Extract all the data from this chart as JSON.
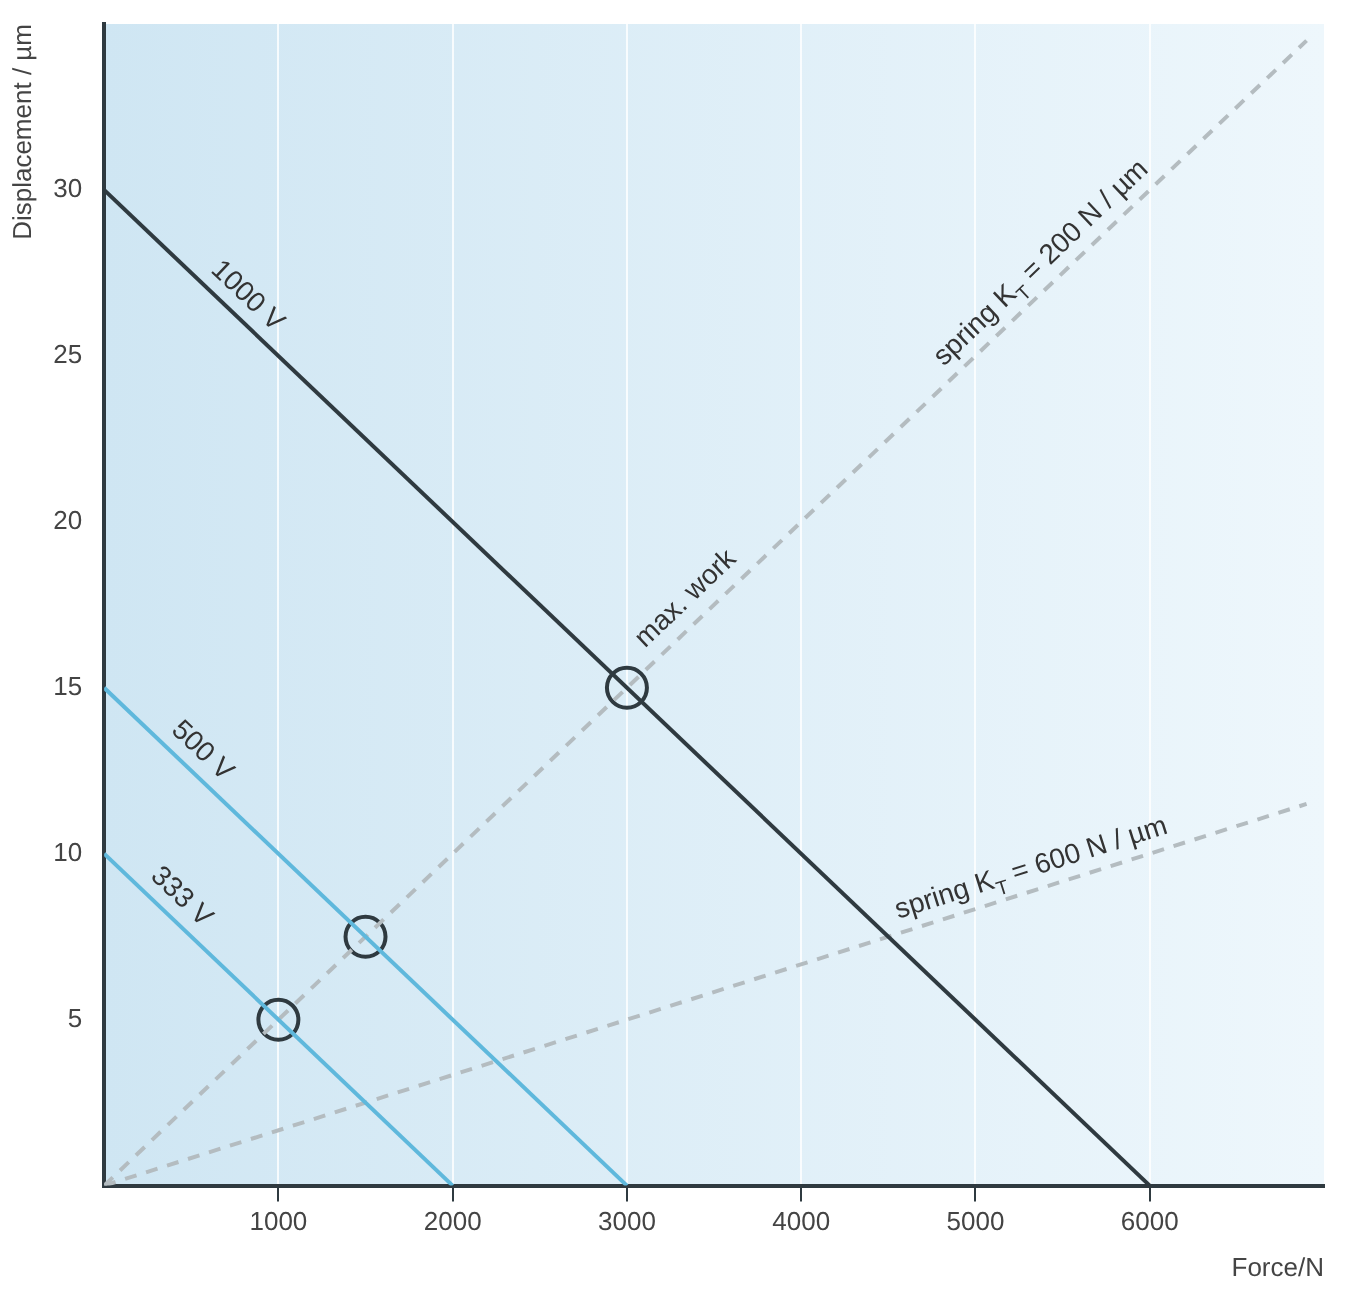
{
  "chart_data": {
    "type": "line",
    "xlabel": "Force/N",
    "ylabel": "Displacement / µm",
    "xlim": [
      0,
      7000
    ],
    "ylim": [
      0,
      35
    ],
    "xticks": [
      1000,
      2000,
      3000,
      4000,
      5000,
      6000
    ],
    "yticks": [
      5,
      10,
      15,
      20,
      25,
      30
    ],
    "grid": "x",
    "legend": false,
    "marker": "none",
    "series": [
      {
        "name": "1000 V",
        "color": "#2f3a40",
        "x": [
          0,
          6000
        ],
        "values": [
          30,
          0
        ]
      },
      {
        "name": "500 V",
        "color": "#5fb8dc",
        "x": [
          0,
          3000
        ],
        "values": [
          15,
          0
        ]
      },
      {
        "name": "333 V",
        "color": "#5fb8dc",
        "x": [
          0,
          2000
        ],
        "values": [
          10,
          0
        ]
      },
      {
        "name": "spring K$_{T}$ = 200 N / µm",
        "color": "#b4bcc0",
        "line_style": "dashed",
        "x": [
          0,
          6900
        ],
        "values": [
          0,
          34.5
        ]
      },
      {
        "name": "spring K$_{T}$ = 600 N / µm",
        "color": "#b4bcc0",
        "line_style": "dashed",
        "x": [
          0,
          6900
        ],
        "values": [
          0,
          11.5
        ]
      },
      {
        "type": "scatter",
        "marker": "circle",
        "color": "#2f3a40",
        "x": [
          1000,
          1500,
          3000
        ],
        "values": [
          5,
          7.5,
          15
        ]
      }
    ],
    "annotations": [
      {
        "text": "max. work",
        "x": 3000,
        "y": 15
      }
    ]
  }
}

Prompt:
Copy all lines in the listing above where the string "spring" appears.

Problem solution:
        "name": "spring K$_{T}$ = 200 N / µm",
        "name": "spring K$_{T}$ = 600 N / µm",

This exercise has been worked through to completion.